[start]

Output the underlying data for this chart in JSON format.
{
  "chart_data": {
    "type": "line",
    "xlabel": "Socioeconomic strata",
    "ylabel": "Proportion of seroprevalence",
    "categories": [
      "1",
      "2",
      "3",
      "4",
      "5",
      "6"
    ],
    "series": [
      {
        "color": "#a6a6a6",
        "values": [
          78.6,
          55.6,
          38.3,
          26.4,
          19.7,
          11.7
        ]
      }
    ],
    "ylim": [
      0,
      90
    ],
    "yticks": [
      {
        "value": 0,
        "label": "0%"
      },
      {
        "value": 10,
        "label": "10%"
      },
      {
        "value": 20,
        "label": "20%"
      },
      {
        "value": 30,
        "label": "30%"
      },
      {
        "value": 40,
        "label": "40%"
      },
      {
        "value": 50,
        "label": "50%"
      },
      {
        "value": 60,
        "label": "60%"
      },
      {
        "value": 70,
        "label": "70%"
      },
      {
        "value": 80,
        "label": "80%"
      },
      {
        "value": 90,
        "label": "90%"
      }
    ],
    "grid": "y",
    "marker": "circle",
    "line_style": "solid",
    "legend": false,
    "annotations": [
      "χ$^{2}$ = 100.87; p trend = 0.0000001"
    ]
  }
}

[end]
[start]

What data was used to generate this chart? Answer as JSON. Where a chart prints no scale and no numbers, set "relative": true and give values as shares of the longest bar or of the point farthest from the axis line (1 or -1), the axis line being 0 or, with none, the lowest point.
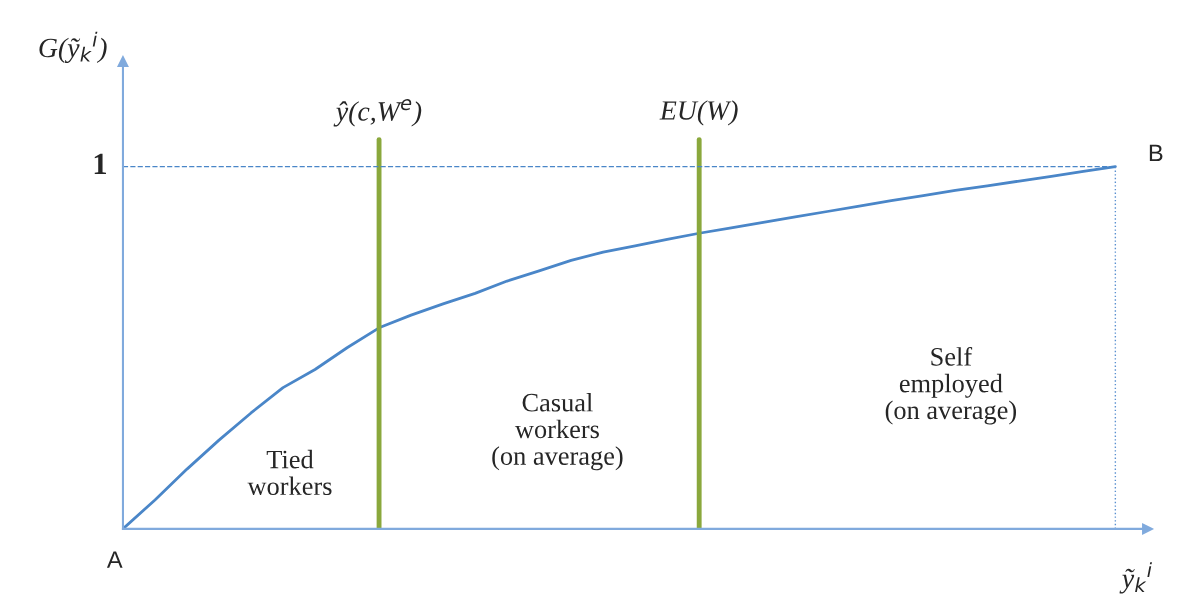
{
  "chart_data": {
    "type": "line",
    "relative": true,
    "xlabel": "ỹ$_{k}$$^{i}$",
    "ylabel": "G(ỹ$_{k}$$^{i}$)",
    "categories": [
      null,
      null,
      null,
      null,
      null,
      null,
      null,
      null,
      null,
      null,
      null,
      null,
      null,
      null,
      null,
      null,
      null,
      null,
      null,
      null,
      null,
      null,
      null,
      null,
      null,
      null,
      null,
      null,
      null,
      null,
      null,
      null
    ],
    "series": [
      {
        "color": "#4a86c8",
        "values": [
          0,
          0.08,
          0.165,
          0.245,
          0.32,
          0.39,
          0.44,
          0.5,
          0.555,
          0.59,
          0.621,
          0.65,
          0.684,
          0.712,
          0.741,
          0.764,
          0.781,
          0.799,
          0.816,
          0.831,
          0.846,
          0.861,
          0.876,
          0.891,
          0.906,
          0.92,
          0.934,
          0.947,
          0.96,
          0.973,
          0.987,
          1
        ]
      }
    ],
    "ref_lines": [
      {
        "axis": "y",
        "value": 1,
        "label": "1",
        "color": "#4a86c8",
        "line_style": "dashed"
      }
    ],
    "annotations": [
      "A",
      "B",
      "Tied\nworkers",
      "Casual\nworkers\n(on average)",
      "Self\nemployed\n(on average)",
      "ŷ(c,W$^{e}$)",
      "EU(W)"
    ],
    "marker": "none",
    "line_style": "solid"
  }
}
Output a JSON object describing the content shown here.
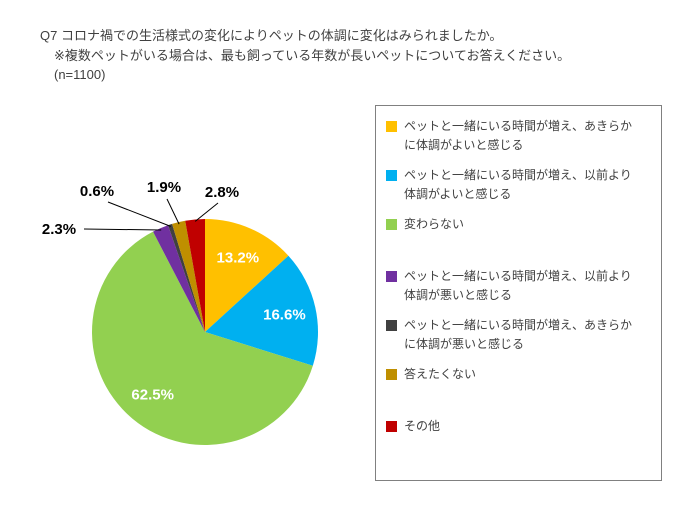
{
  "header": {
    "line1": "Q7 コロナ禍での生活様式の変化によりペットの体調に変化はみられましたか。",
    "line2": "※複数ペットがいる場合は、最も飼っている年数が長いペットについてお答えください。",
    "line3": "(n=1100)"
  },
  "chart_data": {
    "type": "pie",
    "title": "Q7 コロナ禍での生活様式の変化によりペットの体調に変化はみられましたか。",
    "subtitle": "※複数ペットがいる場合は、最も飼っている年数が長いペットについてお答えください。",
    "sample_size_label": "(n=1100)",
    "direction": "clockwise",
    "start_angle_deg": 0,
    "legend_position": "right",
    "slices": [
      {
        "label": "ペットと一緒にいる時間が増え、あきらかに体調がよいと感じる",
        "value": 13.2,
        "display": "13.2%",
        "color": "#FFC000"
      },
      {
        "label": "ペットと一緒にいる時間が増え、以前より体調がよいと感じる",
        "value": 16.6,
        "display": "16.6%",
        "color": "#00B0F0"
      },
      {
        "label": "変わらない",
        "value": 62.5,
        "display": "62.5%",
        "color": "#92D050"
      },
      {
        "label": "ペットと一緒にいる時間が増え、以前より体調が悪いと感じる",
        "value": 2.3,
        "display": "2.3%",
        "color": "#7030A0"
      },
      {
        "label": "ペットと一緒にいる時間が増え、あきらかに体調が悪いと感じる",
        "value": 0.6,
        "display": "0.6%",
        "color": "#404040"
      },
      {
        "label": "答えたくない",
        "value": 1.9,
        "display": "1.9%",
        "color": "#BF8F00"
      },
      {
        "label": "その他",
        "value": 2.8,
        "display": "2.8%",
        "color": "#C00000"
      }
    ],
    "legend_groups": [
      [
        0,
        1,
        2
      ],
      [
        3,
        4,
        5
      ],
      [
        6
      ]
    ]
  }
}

[end]

Directions for this task
Copy out each line in the preceding records that contains "最も飼っている年数が長いペットについてお答えください".

Full response
    "line2": "※複数ペットがいる場合は、最も飼っている年数が長いペットについてお答えください。",
    "subtitle": "※複数ペットがいる場合は、最も飼っている年数が長いペットについてお答えください。",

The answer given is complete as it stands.